• _Documenttekst_

* * * *

De redelijkheid van de atheïst betwist
Is het geloof in het bestaan van God onredelijk? Volgens prof. dr. mr. H. Philipse, universiteitshoogleraar in de filosofie te Utrecht, is het onwaarschijnlijk dat God bestaat. „Iemand die intellectueel integer is, kan niet anders dan het bestaan van God afwijzen.” Drs. G. A. van den Brink, godsdienstfilosoof en kandidaat in de Hersteld Hervormde Kerk, bestrijdt dat. „Christenen hoeven zich niet irrationeel te wanen. Ze kunnen hun diepste overtuiging met redelijke argumenten ondersteunen.”

Deze week verscheen Van den Brinks boek ”Er is geen God en Philipse is zijn profeet. De onredelijkheid van een atheïst” (uitg. Kok, Kampen). Het is een toespeling op de slogan van de islam: Er is geen God dan Allah, en Mohammed is zijn profeet. In het boek geeft Van den Brink een analyse van het atheïsme van prof. Philipse.Philipse geldt als Nederlands bekendste atheïst. Hij schuwt het debat niet en is in de media prominent aanwezig. Publiekstrekker was het ”Atheïstisch manifest” (1994), een program tegen „de onredelijkheid van de religie.” In 2004 verscheen nog een heruitgave met een voorwoord van politica Ayaan Hirsi Ali. Philipses audiocolleges bij Home Academy zijn een kassucces, zoals ”Ethiek en evolutie (2008) en ”Godsgeloof of atheïsme” (2009). Terwijl zijn wetenschappelijk werk zelden op godsdienst betrekking heeft en grotendeels in Engelstalige vaktijdschriften verschijnt, publiceerde hij onlangs nog een bundel populaire artikelen onder de titel ”Filosofische polemieken”.
De Utrechtse hoogleraar is gespecialiseerd in de kennistheorie en beschouwt de godsdienstkritiek als een stokpaardje. Hij toetst godsdienstige opvattingen op hun waarheid en rechtvaardiging op grond van de gedachte dat we alleen door de ervaring kennis kunnen krijgen van de werkelijkheid (empirisme). Volgens het empirisme zijn openbaringen geen betrouwbare kenbronnen omdat ze niet op waarheid te toetsen zijn en elkaar wat hun inhoud betreft tegenspreken. De Utrechtse hoogleraar heeft in het verleden gedebatteerd met theïstische filosofen (zij die het bestaan van God aannemen) zoals Richard Swinburne, Alvin Plantinga en Alister McGrath.
Van den Brink bestrijdt in zijn boek het atheïsme van Philipse vooral filosofisch. Hij waardeert Philipse als een serieus filosoof die zijn opvattingen duidelijk beargumenteert in onderscheid met populistische atheïsten, de ”new atheists”, zoals Hitchens en Dawkins. Zij ondernemen de laatste jaren een kruistocht tegen christenen, maar op een niveau dat Philipse vaak te mager vindt.
Van den Brink richt zijn pijlen allereerst op de kennis- en betekenisleer van Philipse. „Ik bekritiseer Philipses kennistheorie en betekenistheorie, en laat zien dat daarmee ook zijn atheïsme wankelt.” De schrijver wil met zijn boek laten zien dat de opvattingen van atheïsten niet zo vanzelfsprekend zijn. Tevens wenst hij medechristenen een hart onder de riem te steken. „Zij hoeven zich niet irrationeel te wanen. Ze kunnen hun diepste overtuiging met redelijke argumenten ondersteunen.”

* * * *

• _Opdracht 1_
In welk jaar verscheen het ”Atheïstisch manifest” volgens het artikel over Philipse?
• _Opdracht 2_
Typ alsjeblieft het stuk uit het artikel over Philipse over, vanaf "Van den Brink bestrijdt" tot en met "te mager vindt.".
• _Opdracht 3_
Leg in één tot drie zinnen uit waarom openbaringen volgens het empirisme uit het artikel over Philipse geen betrouwbare kenbronnen zijn.

• _Ruwe gegevens_
* * * *

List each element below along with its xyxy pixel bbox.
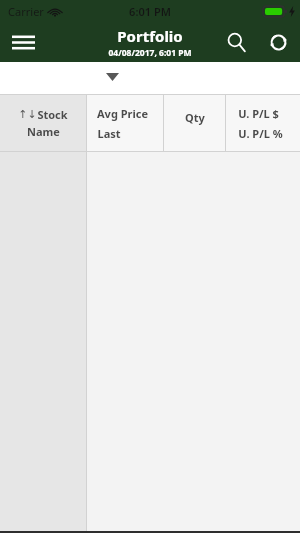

* * * *

• _Definitief antwoord 1_
In 1994.

• _Definitief antwoord 2_
Van den Brink bestrijdt in zijn boek het atheïsme van Philipse vooral filosofisch. Hij waardeert Philipse als een serieus filosoof die zijn opvattingen duidelijk beargumenteert in onderscheid met populistische atheïsten, de ”new atheists”, zoals Hitchens en Dawkins. Zij ondernemen de laatste jaren een kruistocht tegen christenen, maar op een niveau dat Philipse vaak te mager vindt.

• _Definitief antwoord 3_
Volgens het empirisme zijn openbaringen geen betrouwbare kenbronnen, omdat ze niet op waarheid te toetsen zijn. Bovendien spreken ze elkaar wat hun inhoud betreft tegen.